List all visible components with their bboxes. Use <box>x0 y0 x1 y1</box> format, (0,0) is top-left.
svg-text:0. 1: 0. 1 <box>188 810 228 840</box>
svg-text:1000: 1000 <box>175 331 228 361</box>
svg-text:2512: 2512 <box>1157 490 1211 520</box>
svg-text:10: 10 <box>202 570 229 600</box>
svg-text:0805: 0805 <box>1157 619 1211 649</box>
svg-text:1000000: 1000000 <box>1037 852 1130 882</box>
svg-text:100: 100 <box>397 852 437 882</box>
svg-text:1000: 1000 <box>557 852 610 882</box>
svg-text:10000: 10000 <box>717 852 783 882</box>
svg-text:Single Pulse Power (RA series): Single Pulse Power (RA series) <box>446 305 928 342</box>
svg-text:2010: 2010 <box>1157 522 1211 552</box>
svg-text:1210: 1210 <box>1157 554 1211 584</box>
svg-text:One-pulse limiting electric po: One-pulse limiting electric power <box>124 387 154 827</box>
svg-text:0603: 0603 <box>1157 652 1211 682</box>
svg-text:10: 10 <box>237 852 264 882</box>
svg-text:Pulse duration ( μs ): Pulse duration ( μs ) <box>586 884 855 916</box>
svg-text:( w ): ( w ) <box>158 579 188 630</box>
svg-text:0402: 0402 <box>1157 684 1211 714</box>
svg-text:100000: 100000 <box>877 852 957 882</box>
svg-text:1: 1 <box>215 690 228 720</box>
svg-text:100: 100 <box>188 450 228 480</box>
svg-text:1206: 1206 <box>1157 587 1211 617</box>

* * *

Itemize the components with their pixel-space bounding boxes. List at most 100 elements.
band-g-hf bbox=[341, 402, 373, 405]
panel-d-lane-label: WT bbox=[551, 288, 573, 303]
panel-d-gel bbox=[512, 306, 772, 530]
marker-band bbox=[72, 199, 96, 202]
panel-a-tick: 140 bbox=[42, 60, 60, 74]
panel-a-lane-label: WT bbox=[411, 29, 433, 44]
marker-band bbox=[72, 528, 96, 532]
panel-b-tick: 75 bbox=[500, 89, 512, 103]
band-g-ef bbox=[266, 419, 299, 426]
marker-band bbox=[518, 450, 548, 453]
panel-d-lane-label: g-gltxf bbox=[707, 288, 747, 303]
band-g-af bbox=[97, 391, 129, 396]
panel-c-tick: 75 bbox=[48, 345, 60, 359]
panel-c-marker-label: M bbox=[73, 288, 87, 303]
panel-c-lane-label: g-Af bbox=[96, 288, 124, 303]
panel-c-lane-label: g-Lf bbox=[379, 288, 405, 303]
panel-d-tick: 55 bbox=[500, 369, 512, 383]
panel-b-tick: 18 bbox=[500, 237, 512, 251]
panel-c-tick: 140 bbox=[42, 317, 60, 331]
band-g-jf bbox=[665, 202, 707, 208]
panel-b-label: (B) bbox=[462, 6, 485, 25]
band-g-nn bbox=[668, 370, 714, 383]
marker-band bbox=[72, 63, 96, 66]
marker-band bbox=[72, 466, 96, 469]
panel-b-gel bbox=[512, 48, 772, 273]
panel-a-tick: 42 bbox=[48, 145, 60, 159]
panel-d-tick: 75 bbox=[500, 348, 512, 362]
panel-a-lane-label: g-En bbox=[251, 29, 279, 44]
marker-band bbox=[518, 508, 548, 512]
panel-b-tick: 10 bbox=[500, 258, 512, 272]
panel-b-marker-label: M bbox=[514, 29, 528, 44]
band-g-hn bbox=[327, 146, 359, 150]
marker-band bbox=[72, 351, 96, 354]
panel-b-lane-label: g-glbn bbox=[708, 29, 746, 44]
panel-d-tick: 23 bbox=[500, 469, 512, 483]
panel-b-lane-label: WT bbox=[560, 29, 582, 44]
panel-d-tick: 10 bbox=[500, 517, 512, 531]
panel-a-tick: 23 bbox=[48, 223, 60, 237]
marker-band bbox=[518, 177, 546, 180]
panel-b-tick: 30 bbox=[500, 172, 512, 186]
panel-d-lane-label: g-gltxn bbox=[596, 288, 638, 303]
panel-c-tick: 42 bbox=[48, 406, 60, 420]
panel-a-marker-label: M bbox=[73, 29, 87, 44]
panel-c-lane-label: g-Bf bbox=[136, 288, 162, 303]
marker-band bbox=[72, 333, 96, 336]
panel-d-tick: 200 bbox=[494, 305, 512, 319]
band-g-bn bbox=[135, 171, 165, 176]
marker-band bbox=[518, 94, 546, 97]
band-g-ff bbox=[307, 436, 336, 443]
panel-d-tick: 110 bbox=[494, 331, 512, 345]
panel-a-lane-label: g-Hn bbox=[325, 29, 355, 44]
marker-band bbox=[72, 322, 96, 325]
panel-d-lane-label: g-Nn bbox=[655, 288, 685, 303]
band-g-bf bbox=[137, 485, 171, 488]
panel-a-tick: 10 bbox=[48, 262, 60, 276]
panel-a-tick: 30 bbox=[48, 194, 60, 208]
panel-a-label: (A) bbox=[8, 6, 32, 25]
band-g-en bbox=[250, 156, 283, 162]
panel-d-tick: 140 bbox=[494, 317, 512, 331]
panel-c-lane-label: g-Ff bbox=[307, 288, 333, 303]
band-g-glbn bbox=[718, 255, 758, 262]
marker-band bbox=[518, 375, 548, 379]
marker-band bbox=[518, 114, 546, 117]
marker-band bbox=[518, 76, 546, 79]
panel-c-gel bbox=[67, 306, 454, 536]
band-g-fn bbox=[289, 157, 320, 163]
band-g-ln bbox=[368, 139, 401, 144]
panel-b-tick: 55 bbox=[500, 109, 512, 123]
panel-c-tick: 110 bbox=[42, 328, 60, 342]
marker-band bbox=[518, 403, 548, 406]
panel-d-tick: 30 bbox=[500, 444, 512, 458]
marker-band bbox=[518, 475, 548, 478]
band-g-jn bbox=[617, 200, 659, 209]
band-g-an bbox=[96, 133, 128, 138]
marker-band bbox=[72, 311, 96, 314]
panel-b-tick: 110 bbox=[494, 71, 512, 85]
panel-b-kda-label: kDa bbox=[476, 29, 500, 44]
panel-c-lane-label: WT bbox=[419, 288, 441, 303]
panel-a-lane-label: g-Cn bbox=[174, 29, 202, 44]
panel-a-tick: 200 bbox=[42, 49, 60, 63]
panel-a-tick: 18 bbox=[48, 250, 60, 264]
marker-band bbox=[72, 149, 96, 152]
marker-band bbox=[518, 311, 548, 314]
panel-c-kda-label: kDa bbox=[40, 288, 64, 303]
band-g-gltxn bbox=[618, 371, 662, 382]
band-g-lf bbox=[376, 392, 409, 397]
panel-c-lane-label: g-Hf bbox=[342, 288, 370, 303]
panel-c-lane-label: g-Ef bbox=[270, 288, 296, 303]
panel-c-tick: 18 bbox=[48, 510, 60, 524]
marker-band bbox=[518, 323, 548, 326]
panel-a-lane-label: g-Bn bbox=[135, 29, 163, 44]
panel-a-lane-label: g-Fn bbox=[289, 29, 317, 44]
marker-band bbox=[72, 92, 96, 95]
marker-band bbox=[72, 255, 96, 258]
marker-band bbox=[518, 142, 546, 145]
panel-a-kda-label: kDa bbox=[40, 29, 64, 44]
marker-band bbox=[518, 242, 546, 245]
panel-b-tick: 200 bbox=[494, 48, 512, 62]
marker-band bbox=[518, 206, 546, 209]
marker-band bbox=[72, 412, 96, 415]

## Work to be completed
Convert the part of the data that opens with the line containing "List all visible" and closes with the line containing "svg-text:10: 10 <box>202 570 229 600</box>", both included, into a JSON list of strings with one string per line, omitting blank lines and including nothing else.

## Result
[
  "List all visible components with their bboxes. Use <box>x0 y0 x1 y1</box> format, (0,0) is top-left.",
  "svg-text:0. 1: 0. 1 <box>188 810 228 840</box>",
  "svg-text:1000: 1000 <box>175 331 228 361</box>",
  "svg-text:2512: 2512 <box>1157 490 1211 520</box>",
  "svg-text:10: 10 <box>202 570 229 600</box>"
]